Figure contents as structured data
========

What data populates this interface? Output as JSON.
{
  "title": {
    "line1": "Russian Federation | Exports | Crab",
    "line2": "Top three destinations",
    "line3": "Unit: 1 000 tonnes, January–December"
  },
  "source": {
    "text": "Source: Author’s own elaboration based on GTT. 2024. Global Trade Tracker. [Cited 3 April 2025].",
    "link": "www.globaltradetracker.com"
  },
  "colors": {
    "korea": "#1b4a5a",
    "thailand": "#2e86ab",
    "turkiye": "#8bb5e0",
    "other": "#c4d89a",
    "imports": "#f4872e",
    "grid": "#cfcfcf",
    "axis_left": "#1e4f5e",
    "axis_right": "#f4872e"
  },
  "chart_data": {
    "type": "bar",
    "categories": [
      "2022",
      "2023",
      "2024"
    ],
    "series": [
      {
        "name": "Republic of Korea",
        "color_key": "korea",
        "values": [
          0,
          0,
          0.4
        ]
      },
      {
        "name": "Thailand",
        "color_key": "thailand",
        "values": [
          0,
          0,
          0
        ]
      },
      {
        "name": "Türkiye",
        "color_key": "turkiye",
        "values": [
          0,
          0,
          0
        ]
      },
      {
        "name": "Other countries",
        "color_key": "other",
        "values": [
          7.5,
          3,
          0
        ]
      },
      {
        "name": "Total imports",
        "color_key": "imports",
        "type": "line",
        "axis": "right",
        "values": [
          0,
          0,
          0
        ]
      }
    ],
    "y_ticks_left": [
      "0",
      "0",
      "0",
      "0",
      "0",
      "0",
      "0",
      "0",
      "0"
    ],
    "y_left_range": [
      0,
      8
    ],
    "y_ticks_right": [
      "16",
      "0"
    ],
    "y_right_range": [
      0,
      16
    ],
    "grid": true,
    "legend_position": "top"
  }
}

========

* Problem details
Return the material in full, exactly as shown.

* Complete answer
What data populates this interface? Output as JSON.
{
  "title": {
    "line1": "Russian Federation | Exports | Crab",
    "line2": "Top three destinations",
    "line3": "Unit: 1 000 tonnes, January–December"
  },
  "source": {
    "text": "Source: Author’s own elaboration based on GTT. 2024. Global Trade Tracker. [Cited 3 April 2025].",
    "link": "www.globaltradetracker.com"
  },
  "colors": {
    "korea": "#1b4a5a",
    "thailand": "#2e86ab",
    "turkiye": "#8bb5e0",
    "other": "#c4d89a",
    "imports": "#f4872e",
    "grid": "#cfcfcf",
    "axis_left": "#1e4f5e",
    "axis_right": "#f4872e"
  },
  "chart_data": {
    "type": "bar",
    "categories": [
      "2022",
      "2023",
      "2024"
    ],
    "series": [
      {
        "name": "Republic of Korea",
        "color_key": "korea",
        "values": [
          0,
          0,
          0.4
        ]
      },
      {
        "name": "Thailand",
        "color_key": "thailand",
        "values": [
          0,
          0,
          0
        ]
      },
      {
        "name": "Türkiye",
        "color_key": "turkiye",
        "values": [
          0,
          0,
          0
        ]
      },
      {
        "name": "Other countries",
        "color_key": "other",
        "values": [
          7.5,
          3,
          0
        ]
      },
      {
        "name": "Total imports",
        "color_key": "imports",
        "type": "line",
        "axis": "right",
        "values": [
          0,
          0,
          0
        ]
      }
    ],
    "y_ticks_left": [
      "0",
      "0",
      "0",
      "0",
      "0",
      "0",
      "0",
      "0",
      "0"
    ],
    "y_left_range": [
      0,
      8
    ],
    "y_ticks_right": [
      "16",
      "0"
    ],
    "y_right_range": [
      0,
      16
    ],
    "grid": true,
    "legend_position": "top"
  }
}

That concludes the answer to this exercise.